Ghost in the Shell (2017)
In the near future, Major is the first of her kind: A human saved from a terrible crash, who is cyber-enhanced to be a perfect soldier devoted to stopping the world’s most dangerous criminals.
‘Ghost in the Shell’ is a science fiction movie set in the near future where the lines between human and robot are becoming increasingly blurred, as we follow a woman (Scarlett Johansson) who has her brain placed in a cyborg body after a serious accident. Shot in Hong Kong, its production design is incredible and the futuristic city is gloriously brought to life with numerous stylistic flourishes. Where the decaying dystopia in ‘Blade Runner’ remains the master of futuristic city design, ‘Ghost in the Shell’ pitches itself as a brighter and more colourful view of the future, albeit with similar underlying troubles. This film is based on a manga comic from the late 80s, and is the second adaptation of the material after an animated movie in 1995, and I thought it was both thought provoking and thoroughly entertaining.

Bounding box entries

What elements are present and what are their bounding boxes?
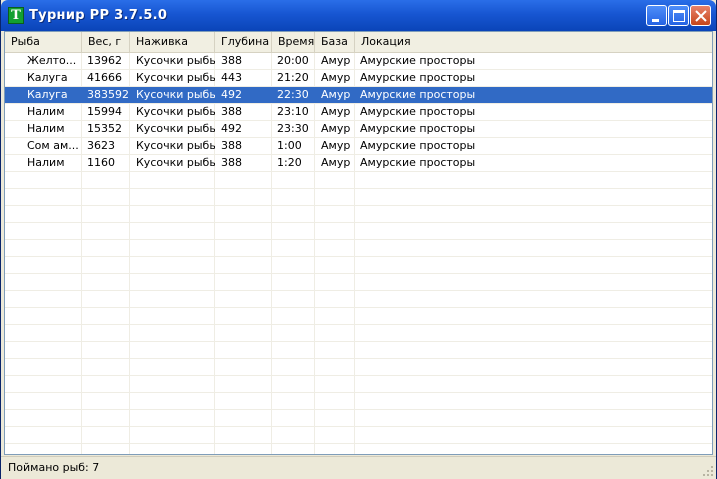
status-fish-count: Поймано рыб: 7: [8, 461, 100, 474]
cell-base: Амур: [321, 156, 351, 169]
cell-location: Амурские просторы: [360, 71, 476, 84]
minimize-button[interactable]: [646, 5, 667, 26]
column-header-location[interactable]: Локация: [355, 32, 712, 52]
cell-weight: 1160: [87, 156, 115, 169]
cell-bait: Кусочки рыбы: [136, 122, 215, 135]
empty-row: [5, 240, 712, 257]
table-row[interactable]: Калуга 41666 Кусочки рыбы 443 21:20 Амур Амурс…: [5, 70, 712, 87]
empty-row: [5, 223, 712, 240]
empty-row: [5, 393, 712, 410]
maximize-button[interactable]: [668, 5, 689, 26]
cell-location: Амурские просторы: [360, 139, 476, 152]
column-header-depth[interactable]: Глубина: [215, 32, 272, 52]
fish-list-view[interactable]: Рыба Вес, г Наживка Глубина Время База Л…: [4, 31, 713, 455]
empty-row: [5, 325, 712, 342]
cell-base: Амур: [321, 105, 351, 118]
cell-depth: 388: [221, 105, 242, 118]
cell-location: Амурские просторы: [360, 122, 476, 135]
cell-base: Амур: [321, 139, 351, 152]
cell-fish: Налим: [27, 105, 65, 118]
cell-bait: Кусочки рыбы: [136, 156, 215, 169]
window-title: Турнир РР 3.7.5.0: [29, 8, 168, 23]
cell-location: Амурские просторы: [360, 105, 476, 118]
minimize-icon: [652, 19, 659, 22]
cell-depth: 492: [221, 88, 242, 101]
empty-row: [5, 172, 712, 189]
column-header-time[interactable]: Время: [272, 32, 315, 52]
cell-time: 22:30: [277, 88, 309, 101]
cell-fish: Желто...: [27, 54, 77, 67]
empty-row: [5, 444, 712, 454]
table-row[interactable]: Налим 15352 Кусочки рыбы 492 23:30 Амур Амурск…: [5, 121, 712, 138]
column-header-weight[interactable]: Вес, г: [82, 32, 130, 52]
cell-location: Амурские просторы: [360, 88, 476, 101]
empty-row: [5, 359, 712, 376]
column-header-bait[interactable]: Наживка: [130, 32, 215, 52]
empty-row: [5, 274, 712, 291]
close-button[interactable]: [690, 5, 711, 26]
cell-weight: 15994: [87, 105, 122, 118]
cell-time: 20:00: [277, 54, 309, 67]
cell-fish: Налим: [27, 156, 65, 169]
cell-fish: Налим: [27, 122, 65, 135]
empty-row: [5, 342, 712, 359]
cell-base: Амур: [321, 122, 351, 135]
cell-weight: 3623: [87, 139, 115, 152]
table-row[interactable]: Сом ам... 3623 Кусочки рыбы 388 1:00 Амур Амур…: [5, 138, 712, 155]
close-icon: [695, 10, 707, 22]
cell-time: 23:10: [277, 105, 309, 118]
table-row[interactable]: Калуга 383592 Кусочки рыбы 492 22:30 Амур Амур…: [5, 87, 712, 104]
cell-bait: Кусочки рыбы: [136, 88, 215, 101]
column-header-fish[interactable]: Рыба: [5, 32, 82, 52]
cell-bait: Кусочки рыбы: [136, 71, 215, 84]
cell-weight: 15352: [87, 122, 122, 135]
cell-base: Амур: [321, 54, 351, 67]
table-row[interactable]: Желто... 13962 Кусочки рыбы 388 20:00 Амур Аму…: [5, 53, 712, 70]
cell-time: 23:30: [277, 122, 309, 135]
empty-row: [5, 410, 712, 427]
cell-bait: Кусочки рыбы: [136, 139, 215, 152]
cell-fish: Калуга: [27, 88, 68, 101]
empty-row: [5, 189, 712, 206]
cell-base: Амур: [321, 88, 351, 101]
list-header: Рыба Вес, г Наживка Глубина Время База Л…: [5, 32, 712, 53]
cell-time: 1:00: [277, 139, 302, 152]
cell-fish: Калуга: [27, 71, 68, 84]
table-row[interactable]: Налим 1160 Кусочки рыбы 388 1:20 Амур Амурские…: [5, 155, 712, 172]
table-row[interactable]: Налим 15994 Кусочки рыбы 388 23:10 Амур Амурск…: [5, 104, 712, 121]
cell-depth: 388: [221, 54, 242, 67]
resize-grip-icon[interactable]: [702, 465, 714, 477]
cell-fish: Сом ам...: [27, 139, 79, 152]
cell-time: 1:20: [277, 156, 302, 169]
empty-row: [5, 206, 712, 223]
cell-bait: Кусочки рыбы: [136, 54, 215, 67]
cell-base: Амур: [321, 71, 351, 84]
cell-weight: 41666: [87, 71, 122, 84]
maximize-icon: [673, 10, 685, 22]
main-window: T Турнир РР 3.7.5.0 Рыба Вес, г Наживка …: [0, 0, 717, 479]
cell-depth: 388: [221, 156, 242, 169]
cell-weight: 13962: [87, 54, 122, 67]
empty-row: [5, 257, 712, 274]
empty-row: [5, 308, 712, 325]
cell-time: 21:20: [277, 71, 309, 84]
column-header-base[interactable]: База: [315, 32, 355, 52]
title-bar[interactable]: T Турнир РР 3.7.5.0: [1, 0, 716, 31]
app-icon[interactable]: T: [8, 7, 24, 24]
cell-depth: 492: [221, 122, 242, 135]
cell-depth: 443: [221, 71, 242, 84]
cell-depth: 388: [221, 139, 242, 152]
empty-row: [5, 427, 712, 444]
empty-row: [5, 291, 712, 308]
cell-weight: 383592: [87, 88, 129, 101]
cell-location: Амурские просторы: [360, 156, 476, 169]
status-bar: Поймано рыб: 7: [1, 456, 716, 479]
empty-row: [5, 376, 712, 393]
cell-location: Амурские просторы: [360, 54, 476, 67]
cell-bait: Кусочки рыбы: [136, 105, 215, 118]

• **TO DO**:
a) In the Ghost in the Shell review, where was the film shot?
b) Reproduce the Ghost in the Shell review word for word from "Ghost in the Shell (2017)" up to and including "most dangerous criminals.".

• **ANSWERS GIVEN**:
a) Hong Kong.

b)
Ghost in the Shell (2017)
In the near future, Major is the first of her kind: A human saved from a terrible crash, who is cyber-enhanced to be a perfect soldier devoted to stopping the world’s most dangerous criminals.